Saved entries:
================
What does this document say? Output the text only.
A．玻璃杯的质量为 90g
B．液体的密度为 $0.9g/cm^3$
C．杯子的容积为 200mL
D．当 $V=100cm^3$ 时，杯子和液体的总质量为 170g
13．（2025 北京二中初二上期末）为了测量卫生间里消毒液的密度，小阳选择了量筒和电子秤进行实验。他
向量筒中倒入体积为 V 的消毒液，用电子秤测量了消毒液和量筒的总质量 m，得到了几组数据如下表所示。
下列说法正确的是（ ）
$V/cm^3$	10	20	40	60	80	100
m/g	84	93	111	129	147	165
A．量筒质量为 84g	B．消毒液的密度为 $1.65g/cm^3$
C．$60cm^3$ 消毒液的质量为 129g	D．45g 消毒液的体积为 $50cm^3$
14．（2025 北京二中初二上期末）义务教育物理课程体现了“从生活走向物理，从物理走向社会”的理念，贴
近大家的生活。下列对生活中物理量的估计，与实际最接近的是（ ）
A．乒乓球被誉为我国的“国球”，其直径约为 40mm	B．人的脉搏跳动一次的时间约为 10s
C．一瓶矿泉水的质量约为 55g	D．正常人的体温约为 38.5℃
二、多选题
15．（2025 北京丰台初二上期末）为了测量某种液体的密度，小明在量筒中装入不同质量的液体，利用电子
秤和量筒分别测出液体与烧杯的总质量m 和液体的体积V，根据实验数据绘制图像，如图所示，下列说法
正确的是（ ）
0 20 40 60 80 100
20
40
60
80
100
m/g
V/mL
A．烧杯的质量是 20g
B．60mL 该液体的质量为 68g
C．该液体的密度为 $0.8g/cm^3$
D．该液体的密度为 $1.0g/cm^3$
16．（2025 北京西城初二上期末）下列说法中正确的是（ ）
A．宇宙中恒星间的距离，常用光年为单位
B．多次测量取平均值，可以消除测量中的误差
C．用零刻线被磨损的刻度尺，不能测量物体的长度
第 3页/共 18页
================
| Problem requirements |
Tally up the lines with the word "北京二中初二上期末" in them, and answer with that number by itself.

| Correct result |
2